#### EXTRACTED INFORMATION
** Begin **

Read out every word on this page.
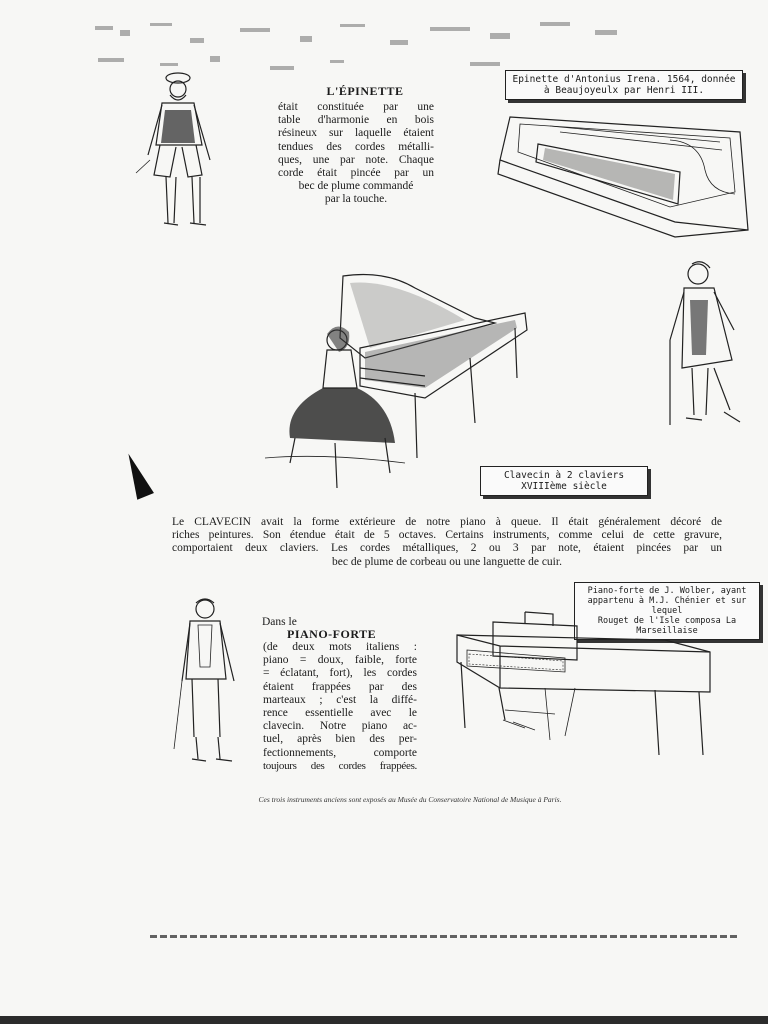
L'ÉPINETTE
était constituée par une
table d'harmonie en bois
résineux sur laquelle étaient
tendues des cordes métalli-
ques, une par note. Chaque
corde était pincée par un
bec de plume commandé
par la touche.
Epinette d'Antonius Irena. 1564, donnée
à Beaujoyeulx par Henri III.
Clavecin à 2 claviers
XVIIIème siècle
Le CLAVECIN avait la forme extérieure de notre piano à queue. Il était généralement décoré de
riches peintures. Son étendue était de 5 octaves. Certains instruments, comme celui de cette gravure,
comportaient deux claviers. Les cordes métalliques, 2 ou 3 par note, étaient pincées par un
bec de plume de corbeau ou une languette de cuir.
Dans le
PIANO-FORTE
(de deux mots italiens :
piano = doux, faible, forte
= éclatant, fort), les cordes
étaient frappées par des
marteaux ; c'est la diffé-
rence essentielle avec le
clavecin. Notre piano ac-
tuel, après bien des per-
fectionnements, comporte
toujours des cordes frappées.
Piano-forte de J. Wolber, ayant
appartenu à M.J. Chénier et sur lequel
Rouget de l'Isle composa La Marseillaise
Ces trois instruments anciens sont exposés au Musée du Conservatoire National de Musique à Paris.
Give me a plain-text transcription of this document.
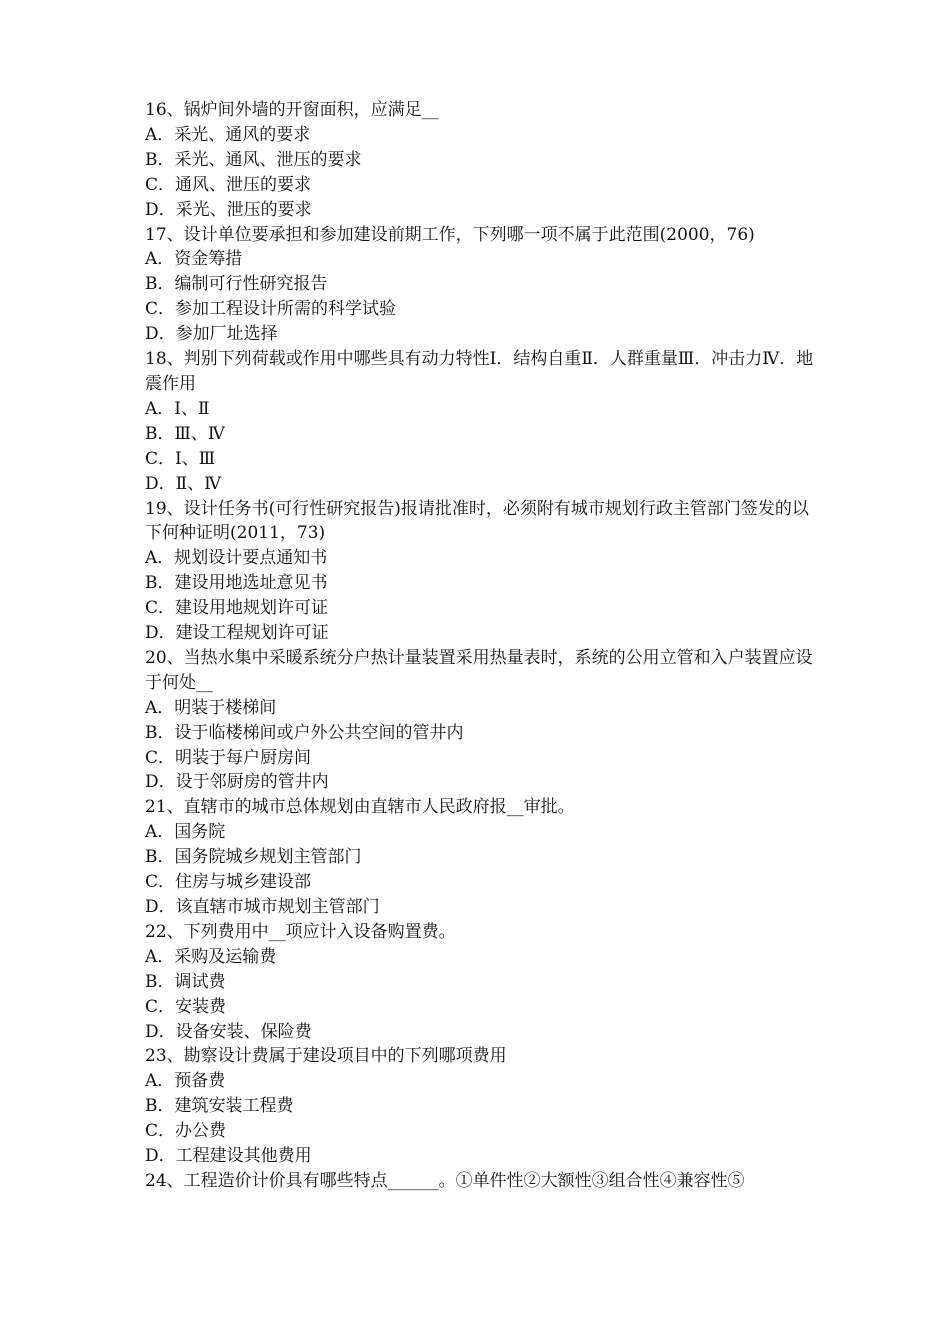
16、锅炉间外墙的开窗面积，应满足__
A．采光、通风的要求
B．采光、通风、泄压的要求
C．通风、泄压的要求
D．采光、泄压的要求
17、设计单位要承担和参加建设前期工作，下列哪一项不属于此范围(2000，76)
A．资金筹措
B．编制可行性研究报告
C．参加工程设计所需的科学试验
D．参加厂址选择
18、判别下列荷载或作用中哪些具有动力特性Ⅰ．结构自重Ⅱ．人群重量Ⅲ．冲击力Ⅳ．地震作用
A．Ⅰ、Ⅱ
B．Ⅲ、Ⅳ
C．Ⅰ、Ⅲ
D．Ⅱ、Ⅳ
19、设计任务书(可行性研究报告)报请批准时，必须附有城市规划行政主管部门签发的以下何种证明(2011，73)
A．规划设计要点通知书
B．建设用地选址意见书
C．建设用地规划许可证
D．建设工程规划许可证
20、当热水集中采暖系统分户热计量装置采用热量表时，系统的公用立管和入户装置应设于何处__
A．明装于楼梯间
B．设于临楼梯间或户外公共空间的管井内
C．明装于每户厨房间
D．设于邻厨房的管井内
21、直辖市的城市总体规划由直辖市人民政府报__审批。
A．国务院
B．国务院城乡规划主管部门
C．住房与城乡建设部
D．该直辖市城市规划主管部门
22、下列费用中__项应计入设备购置费。
A．采购及运输费
B．调试费
C．安装费
D．设备安装、保险费
23、勘察设计费属于建设项目中的下列哪项费用
A．预备费
B．建筑安装工程费
C．办公费
D．工程建设其他费用
24、工程造价计价具有哪些特点______。①单件性②大额性③组合性④兼容性⑤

** End **

#### YOUR INSTRUCTIONS
Search the entries for the word "frappées" and pick out every line that holds it.

#### WRITTEN REPLY
étaient frappées par des
toujours des cordes frappées.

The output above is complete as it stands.